• _Work required_
Copy all of the records below verbatim.
--- Raw records ---
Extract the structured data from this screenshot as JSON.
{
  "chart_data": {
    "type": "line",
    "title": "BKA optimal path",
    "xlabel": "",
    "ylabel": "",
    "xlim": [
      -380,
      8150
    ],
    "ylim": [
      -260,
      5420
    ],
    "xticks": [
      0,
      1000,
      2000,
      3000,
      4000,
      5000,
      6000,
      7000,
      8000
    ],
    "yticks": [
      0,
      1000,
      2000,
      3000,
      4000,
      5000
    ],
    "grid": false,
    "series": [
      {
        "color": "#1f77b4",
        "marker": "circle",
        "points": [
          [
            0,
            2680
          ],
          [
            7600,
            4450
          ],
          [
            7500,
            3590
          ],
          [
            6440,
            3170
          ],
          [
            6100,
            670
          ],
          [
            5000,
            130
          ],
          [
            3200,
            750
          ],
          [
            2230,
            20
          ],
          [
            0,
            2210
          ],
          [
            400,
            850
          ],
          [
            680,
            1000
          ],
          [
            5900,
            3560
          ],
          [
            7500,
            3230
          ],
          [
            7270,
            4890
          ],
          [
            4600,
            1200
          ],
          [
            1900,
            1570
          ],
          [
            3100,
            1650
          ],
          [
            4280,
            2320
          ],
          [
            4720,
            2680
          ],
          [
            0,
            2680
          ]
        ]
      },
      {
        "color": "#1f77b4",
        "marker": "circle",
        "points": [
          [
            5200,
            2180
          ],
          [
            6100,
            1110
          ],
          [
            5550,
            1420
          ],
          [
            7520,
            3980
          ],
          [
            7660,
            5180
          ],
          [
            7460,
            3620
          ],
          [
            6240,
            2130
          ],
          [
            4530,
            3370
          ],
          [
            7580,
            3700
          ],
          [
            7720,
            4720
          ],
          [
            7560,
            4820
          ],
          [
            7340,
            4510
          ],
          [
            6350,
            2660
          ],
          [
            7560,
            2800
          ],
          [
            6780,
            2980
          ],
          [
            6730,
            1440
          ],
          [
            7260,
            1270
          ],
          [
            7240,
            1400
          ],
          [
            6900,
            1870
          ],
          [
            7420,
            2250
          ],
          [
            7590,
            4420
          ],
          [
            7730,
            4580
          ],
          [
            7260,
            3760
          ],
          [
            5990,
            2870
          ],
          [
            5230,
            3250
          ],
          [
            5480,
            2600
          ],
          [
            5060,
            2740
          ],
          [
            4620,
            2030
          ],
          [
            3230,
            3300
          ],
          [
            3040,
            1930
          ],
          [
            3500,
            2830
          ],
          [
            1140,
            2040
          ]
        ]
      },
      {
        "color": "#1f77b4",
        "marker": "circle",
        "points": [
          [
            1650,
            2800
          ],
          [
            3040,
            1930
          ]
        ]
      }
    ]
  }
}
---
• _Exercise result_
Extract the structured data from this screenshot as JSON.
{
  "chart_data": {
    "type": "line",
    "title": "BKA optimal path",
    "xlabel": "",
    "ylabel": "",
    "xlim": [
      -380,
      8150
    ],
    "ylim": [
      -260,
      5420
    ],
    "xticks": [
      0,
      1000,
      2000,
      3000,
      4000,
      5000,
      6000,
      7000,
      8000
    ],
    "yticks": [
      0,
      1000,
      2000,
      3000,
      4000,
      5000
    ],
    "grid": false,
    "series": [
      {
        "color": "#1f77b4",
        "marker": "circle",
        "points": [
          [
            0,
            2680
          ],
          [
            7600,
            4450
          ],
          [
            7500,
            3590
          ],
          [
            6440,
            3170
          ],
          [
            6100,
            670
          ],
          [
            5000,
            130
          ],
          [
            3200,
            750
          ],
          [
            2230,
            20
          ],
          [
            0,
            2210
          ],
          [
            400,
            850
          ],
          [
            680,
            1000
          ],
          [
            5900,
            3560
          ],
          [
            7500,
            3230
          ],
          [
            7270,
            4890
          ],
          [
            4600,
            1200
          ],
          [
            1900,
            1570
          ],
          [
            3100,
            1650
          ],
          [
            4280,
            2320
          ],
          [
            4720,
            2680
          ],
          [
            0,
            2680
          ]
        ]
      },
      {
        "color": "#1f77b4",
        "marker": "circle",
        "points": [
          [
            5200,
            2180
          ],
          [
            6100,
            1110
          ],
          [
            5550,
            1420
          ],
          [
            7520,
            3980
          ],
          [
            7660,
            5180
          ],
          [
            7460,
            3620
          ],
          [
            6240,
            2130
          ],
          [
            4530,
            3370
          ],
          [
            7580,
            3700
          ],
          [
            7720,
            4720
          ],
          [
            7560,
            4820
          ],
          [
            7340,
            4510
          ],
          [
            6350,
            2660
          ],
          [
            7560,
            2800
          ],
          [
            6780,
            2980
          ],
          [
            6730,
            1440
          ],
          [
            7260,
            1270
          ],
          [
            7240,
            1400
          ],
          [
            6900,
            1870
          ],
          [
            7420,
            2250
          ],
          [
            7590,
            4420
          ],
          [
            7730,
            4580
          ],
          [
            7260,
            3760
          ],
          [
            5990,
            2870
          ],
          [
            5230,
            3250
          ],
          [
            5480,
            2600
          ],
          [
            5060,
            2740
          ],
          [
            4620,
            2030
          ],
          [
            3230,
            3300
          ],
          [
            3040,
            1930
          ],
          [
            3500,
            2830
          ],
          [
            1140,
            2040
          ]
        ]
      },
      {
        "color": "#1f77b4",
        "marker": "circle",
        "points": [
          [
            1650,
            2800
          ],
          [
            3040,
            1930
          ]
        ]
      }
    ]
  }
}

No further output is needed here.